● **YOUR TASK**: Return each line that holds the word "other".

● **EXTRACTED DATA**:
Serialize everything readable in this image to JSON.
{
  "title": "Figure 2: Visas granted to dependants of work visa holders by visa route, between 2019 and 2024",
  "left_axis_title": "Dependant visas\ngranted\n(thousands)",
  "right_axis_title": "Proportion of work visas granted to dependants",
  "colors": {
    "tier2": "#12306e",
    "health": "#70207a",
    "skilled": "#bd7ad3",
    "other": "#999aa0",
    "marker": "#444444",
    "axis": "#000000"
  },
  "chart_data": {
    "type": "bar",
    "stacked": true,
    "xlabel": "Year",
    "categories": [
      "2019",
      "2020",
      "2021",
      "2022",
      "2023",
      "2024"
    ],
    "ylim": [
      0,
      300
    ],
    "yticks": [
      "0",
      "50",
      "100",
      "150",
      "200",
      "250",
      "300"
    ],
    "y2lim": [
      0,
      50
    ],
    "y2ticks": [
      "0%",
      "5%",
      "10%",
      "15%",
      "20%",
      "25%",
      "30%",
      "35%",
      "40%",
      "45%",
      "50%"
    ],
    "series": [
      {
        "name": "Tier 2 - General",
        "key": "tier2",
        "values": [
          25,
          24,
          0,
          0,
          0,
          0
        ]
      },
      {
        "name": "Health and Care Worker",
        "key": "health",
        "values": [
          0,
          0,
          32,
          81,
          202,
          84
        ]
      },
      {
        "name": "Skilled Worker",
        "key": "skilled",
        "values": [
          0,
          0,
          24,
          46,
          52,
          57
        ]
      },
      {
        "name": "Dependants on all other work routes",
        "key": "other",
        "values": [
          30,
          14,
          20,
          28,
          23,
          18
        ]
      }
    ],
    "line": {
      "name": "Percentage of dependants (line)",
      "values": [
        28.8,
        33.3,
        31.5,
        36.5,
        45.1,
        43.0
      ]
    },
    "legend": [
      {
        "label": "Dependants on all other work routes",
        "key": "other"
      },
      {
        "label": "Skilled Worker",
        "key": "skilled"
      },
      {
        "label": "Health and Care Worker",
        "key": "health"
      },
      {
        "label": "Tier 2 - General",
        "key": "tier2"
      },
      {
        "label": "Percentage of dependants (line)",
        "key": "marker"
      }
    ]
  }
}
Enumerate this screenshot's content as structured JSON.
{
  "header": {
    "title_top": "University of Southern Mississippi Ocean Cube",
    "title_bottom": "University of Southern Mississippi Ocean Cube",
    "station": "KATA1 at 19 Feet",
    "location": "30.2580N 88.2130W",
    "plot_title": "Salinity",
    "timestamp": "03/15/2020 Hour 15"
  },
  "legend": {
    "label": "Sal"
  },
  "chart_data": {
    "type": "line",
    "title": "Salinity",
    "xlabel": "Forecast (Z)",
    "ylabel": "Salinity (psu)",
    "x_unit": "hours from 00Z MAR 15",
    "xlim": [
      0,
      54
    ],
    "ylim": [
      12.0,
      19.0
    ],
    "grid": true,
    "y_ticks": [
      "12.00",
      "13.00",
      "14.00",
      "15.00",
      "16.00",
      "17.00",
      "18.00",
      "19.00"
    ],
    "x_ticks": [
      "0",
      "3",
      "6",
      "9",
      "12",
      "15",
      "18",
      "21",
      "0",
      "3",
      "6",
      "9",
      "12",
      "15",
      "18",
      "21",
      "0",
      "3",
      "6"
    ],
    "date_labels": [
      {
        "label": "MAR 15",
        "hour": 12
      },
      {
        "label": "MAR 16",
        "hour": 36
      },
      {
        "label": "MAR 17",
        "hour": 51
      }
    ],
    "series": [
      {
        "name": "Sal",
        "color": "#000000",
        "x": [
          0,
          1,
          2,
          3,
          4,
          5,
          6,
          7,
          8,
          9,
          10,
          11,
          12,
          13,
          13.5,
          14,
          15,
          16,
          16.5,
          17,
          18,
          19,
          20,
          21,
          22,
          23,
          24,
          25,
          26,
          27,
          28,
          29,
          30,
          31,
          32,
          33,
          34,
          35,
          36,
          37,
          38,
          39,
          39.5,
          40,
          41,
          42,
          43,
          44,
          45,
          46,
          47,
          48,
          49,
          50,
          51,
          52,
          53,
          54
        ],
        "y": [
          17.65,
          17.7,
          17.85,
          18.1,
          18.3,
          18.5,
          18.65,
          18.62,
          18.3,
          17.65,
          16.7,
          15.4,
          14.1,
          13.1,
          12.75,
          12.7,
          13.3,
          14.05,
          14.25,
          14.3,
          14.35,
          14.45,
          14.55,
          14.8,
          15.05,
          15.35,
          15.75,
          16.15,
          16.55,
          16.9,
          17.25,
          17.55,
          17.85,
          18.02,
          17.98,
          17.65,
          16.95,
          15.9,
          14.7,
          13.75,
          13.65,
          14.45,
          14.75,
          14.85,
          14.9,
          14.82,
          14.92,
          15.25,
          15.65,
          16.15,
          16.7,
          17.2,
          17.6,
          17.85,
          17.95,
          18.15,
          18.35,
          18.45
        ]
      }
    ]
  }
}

● **COMPLETE OUTPUT**:
    "other": "#999aa0",
        "name": "Dependants on all other work routes",
        "key": "other",
        "label": "Dependants on all other work routes",
        "key": "other"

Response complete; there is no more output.